┌────────

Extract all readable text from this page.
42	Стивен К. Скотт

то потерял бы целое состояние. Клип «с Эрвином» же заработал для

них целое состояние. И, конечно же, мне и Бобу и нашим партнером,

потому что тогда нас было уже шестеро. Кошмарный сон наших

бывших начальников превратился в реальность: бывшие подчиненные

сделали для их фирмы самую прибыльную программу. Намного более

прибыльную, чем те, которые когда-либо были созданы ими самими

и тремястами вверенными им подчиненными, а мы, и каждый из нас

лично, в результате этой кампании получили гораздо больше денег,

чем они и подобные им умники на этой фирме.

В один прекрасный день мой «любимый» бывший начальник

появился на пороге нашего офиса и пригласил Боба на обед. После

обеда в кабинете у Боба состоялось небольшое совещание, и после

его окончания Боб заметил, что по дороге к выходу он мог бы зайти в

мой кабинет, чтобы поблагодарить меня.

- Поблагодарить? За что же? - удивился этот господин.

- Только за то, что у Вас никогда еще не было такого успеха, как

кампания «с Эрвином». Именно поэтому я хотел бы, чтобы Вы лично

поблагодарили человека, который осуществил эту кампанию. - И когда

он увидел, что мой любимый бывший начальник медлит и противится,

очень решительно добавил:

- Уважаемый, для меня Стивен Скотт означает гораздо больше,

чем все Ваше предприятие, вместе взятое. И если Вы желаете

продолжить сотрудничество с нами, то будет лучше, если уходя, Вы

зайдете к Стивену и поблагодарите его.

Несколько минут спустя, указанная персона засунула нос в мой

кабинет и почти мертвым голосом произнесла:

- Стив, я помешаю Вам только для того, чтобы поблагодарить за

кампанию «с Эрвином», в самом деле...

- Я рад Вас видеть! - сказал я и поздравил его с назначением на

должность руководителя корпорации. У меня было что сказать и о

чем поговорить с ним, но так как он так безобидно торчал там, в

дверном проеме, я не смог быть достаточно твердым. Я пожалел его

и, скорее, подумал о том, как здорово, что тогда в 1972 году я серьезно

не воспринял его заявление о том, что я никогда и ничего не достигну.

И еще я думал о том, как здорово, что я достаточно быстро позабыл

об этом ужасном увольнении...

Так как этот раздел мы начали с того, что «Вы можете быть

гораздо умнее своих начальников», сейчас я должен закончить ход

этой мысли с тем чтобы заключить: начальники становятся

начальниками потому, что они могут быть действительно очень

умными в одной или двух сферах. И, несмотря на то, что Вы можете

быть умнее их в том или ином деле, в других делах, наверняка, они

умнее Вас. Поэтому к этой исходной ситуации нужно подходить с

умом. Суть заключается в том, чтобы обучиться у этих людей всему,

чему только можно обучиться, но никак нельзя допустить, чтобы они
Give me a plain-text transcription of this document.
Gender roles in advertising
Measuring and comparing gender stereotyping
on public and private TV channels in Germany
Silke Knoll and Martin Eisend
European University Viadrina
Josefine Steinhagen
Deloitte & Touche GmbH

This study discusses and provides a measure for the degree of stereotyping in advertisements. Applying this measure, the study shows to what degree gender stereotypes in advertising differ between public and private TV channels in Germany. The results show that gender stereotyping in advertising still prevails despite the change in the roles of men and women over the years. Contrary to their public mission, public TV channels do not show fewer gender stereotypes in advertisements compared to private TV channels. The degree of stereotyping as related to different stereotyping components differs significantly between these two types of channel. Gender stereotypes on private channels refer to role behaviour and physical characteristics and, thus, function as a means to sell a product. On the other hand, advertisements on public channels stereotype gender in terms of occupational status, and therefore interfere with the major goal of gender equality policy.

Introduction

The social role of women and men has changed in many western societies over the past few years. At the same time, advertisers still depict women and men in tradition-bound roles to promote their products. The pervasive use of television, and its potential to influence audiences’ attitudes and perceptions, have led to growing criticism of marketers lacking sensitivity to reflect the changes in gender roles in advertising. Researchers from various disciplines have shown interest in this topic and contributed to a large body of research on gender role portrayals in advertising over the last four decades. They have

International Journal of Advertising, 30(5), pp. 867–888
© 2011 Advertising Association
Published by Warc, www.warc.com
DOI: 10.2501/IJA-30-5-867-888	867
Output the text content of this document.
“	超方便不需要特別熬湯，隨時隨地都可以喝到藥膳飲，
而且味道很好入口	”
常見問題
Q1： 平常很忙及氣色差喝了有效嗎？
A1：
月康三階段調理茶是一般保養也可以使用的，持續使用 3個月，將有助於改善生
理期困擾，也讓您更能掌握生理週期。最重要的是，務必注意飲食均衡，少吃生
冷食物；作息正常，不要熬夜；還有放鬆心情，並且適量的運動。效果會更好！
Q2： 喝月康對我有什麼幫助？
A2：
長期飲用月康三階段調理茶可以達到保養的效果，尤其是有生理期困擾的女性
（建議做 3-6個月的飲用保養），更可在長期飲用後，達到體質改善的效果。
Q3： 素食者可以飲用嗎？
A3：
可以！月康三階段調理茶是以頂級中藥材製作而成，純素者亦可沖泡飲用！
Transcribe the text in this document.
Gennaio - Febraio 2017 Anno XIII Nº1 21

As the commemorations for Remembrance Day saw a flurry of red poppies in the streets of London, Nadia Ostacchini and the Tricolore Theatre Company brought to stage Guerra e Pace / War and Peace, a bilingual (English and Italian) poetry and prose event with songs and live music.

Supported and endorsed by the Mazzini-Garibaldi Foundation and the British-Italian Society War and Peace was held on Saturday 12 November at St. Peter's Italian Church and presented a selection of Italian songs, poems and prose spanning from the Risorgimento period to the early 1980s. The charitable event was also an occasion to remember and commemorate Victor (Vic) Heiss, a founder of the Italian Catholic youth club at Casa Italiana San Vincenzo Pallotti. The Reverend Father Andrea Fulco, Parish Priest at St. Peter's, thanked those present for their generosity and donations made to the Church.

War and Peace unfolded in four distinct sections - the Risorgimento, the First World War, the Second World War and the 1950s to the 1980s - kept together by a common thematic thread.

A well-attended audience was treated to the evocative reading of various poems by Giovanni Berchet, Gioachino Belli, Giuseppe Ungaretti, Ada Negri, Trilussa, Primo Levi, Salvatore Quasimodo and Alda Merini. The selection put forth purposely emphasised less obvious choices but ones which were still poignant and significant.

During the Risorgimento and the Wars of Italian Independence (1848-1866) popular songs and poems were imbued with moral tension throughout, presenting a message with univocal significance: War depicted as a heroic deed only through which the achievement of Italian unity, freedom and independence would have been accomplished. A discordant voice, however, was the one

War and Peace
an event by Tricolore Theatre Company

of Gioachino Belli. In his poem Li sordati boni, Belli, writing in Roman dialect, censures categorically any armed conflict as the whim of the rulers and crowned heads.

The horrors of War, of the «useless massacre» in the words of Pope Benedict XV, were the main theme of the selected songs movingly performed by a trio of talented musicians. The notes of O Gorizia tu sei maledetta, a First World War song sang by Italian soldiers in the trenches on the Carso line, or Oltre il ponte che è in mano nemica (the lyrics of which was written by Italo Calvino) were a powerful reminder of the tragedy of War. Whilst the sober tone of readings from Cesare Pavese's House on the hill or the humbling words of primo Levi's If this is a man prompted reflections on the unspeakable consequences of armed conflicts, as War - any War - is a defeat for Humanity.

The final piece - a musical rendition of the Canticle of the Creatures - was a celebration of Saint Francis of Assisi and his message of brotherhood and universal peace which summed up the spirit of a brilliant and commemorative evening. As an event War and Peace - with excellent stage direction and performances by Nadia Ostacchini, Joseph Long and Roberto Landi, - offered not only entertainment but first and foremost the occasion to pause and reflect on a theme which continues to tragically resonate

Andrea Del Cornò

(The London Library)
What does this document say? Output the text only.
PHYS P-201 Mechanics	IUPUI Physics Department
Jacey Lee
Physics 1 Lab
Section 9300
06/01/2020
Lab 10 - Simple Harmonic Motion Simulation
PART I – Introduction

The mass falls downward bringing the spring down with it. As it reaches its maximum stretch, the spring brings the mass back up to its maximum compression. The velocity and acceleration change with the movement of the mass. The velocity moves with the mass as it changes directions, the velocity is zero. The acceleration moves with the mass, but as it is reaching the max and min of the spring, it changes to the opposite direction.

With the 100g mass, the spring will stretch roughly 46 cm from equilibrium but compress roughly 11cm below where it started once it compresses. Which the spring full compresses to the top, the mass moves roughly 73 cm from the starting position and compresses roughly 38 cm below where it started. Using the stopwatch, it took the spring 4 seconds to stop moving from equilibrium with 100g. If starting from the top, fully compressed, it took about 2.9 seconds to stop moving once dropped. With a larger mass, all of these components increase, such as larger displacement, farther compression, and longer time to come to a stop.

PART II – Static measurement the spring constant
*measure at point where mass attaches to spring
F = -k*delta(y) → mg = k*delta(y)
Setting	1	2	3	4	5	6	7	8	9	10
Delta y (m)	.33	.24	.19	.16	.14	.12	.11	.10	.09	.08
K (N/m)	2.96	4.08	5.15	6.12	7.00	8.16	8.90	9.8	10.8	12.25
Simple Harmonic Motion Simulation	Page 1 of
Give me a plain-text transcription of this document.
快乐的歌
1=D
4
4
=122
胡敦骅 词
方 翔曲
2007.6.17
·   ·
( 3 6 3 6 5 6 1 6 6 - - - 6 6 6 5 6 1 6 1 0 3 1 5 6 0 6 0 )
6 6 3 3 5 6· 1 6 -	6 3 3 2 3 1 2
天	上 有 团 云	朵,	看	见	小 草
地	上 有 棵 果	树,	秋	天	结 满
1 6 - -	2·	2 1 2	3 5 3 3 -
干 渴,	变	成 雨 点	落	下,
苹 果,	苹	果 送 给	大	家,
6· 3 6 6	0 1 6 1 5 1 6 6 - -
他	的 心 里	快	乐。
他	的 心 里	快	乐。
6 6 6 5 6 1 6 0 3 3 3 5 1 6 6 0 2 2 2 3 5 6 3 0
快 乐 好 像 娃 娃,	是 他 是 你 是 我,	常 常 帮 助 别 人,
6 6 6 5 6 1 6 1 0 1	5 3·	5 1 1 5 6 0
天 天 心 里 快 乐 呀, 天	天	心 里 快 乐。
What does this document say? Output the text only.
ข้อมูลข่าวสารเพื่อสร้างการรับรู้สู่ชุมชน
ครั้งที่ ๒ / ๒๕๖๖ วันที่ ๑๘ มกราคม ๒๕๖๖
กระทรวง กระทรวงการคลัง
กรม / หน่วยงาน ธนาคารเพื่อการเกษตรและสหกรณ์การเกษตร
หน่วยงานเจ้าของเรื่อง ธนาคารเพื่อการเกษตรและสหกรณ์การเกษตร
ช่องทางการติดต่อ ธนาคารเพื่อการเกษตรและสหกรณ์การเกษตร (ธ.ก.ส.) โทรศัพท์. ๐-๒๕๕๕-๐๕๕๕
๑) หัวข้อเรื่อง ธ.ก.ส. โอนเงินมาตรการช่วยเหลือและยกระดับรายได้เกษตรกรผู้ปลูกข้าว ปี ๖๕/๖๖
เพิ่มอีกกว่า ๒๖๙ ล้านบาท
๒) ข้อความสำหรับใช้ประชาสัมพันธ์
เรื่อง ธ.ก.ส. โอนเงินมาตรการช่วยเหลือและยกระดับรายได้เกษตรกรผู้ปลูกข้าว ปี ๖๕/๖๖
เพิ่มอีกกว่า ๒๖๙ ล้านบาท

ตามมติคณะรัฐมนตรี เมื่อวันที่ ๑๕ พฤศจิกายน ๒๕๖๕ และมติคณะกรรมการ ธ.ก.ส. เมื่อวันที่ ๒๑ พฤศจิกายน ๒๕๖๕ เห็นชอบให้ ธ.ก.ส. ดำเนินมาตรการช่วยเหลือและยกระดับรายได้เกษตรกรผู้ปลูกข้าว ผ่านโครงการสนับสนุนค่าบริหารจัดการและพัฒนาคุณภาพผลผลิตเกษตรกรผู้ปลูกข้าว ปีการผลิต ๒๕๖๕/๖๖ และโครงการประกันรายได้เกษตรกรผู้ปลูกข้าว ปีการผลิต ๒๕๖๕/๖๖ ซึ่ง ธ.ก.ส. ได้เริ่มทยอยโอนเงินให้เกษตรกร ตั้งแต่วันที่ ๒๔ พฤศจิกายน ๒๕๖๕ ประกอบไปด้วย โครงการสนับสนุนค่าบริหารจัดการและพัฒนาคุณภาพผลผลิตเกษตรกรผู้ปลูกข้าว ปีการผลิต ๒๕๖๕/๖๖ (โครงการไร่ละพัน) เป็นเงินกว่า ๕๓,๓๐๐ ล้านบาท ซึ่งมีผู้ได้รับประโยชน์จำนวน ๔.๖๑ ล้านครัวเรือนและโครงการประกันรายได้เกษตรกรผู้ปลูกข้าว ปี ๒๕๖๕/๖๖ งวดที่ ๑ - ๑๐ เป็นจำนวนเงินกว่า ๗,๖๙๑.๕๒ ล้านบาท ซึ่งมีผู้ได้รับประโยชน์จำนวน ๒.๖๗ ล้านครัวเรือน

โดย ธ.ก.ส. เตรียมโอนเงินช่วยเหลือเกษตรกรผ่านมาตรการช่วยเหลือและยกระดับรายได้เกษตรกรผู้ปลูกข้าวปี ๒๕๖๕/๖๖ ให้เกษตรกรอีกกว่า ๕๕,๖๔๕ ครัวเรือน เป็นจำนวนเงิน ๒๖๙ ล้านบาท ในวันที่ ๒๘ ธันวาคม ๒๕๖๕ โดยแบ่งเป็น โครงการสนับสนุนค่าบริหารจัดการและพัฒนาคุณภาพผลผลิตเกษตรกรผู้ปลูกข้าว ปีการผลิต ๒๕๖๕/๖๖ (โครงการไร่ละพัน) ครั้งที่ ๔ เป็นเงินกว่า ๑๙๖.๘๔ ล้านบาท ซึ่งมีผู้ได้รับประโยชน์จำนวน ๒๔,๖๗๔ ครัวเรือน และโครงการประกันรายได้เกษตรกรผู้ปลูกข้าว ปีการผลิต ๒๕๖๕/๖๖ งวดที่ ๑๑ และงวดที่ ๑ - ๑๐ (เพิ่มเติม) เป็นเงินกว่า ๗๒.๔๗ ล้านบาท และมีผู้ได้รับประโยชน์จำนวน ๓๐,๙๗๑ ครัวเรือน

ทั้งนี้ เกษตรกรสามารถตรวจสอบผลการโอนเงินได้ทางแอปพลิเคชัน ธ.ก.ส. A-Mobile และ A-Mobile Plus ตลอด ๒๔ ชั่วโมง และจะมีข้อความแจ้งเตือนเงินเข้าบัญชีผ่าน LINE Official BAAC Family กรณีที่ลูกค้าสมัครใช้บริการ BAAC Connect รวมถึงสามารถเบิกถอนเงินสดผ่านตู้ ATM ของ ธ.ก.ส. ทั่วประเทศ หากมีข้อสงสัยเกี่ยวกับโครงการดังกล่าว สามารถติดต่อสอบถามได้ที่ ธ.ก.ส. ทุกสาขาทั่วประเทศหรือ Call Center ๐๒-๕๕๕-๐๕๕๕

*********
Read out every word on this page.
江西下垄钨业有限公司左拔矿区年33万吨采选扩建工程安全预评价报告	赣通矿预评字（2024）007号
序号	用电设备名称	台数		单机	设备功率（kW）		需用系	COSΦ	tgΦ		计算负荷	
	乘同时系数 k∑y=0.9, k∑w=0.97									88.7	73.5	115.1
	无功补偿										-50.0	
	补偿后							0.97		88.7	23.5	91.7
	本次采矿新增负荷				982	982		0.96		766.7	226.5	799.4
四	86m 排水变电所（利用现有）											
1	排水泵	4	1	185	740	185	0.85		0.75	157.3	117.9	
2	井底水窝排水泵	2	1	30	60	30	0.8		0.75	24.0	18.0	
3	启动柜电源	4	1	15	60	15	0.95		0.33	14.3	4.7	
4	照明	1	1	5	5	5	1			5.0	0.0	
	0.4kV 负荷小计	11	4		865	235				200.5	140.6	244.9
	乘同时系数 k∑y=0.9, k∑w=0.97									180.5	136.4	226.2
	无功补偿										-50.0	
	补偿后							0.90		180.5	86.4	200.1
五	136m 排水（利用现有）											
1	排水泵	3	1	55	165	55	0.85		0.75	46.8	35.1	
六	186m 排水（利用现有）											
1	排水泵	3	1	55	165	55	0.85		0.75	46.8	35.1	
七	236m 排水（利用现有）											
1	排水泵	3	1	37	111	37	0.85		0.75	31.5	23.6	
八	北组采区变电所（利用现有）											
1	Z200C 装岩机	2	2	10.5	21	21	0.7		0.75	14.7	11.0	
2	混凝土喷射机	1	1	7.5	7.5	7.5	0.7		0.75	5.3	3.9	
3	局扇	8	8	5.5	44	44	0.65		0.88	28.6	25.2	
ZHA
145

└────────

Tally the lines of the listing above that include the word "достаточно". Answer with the number alone.

2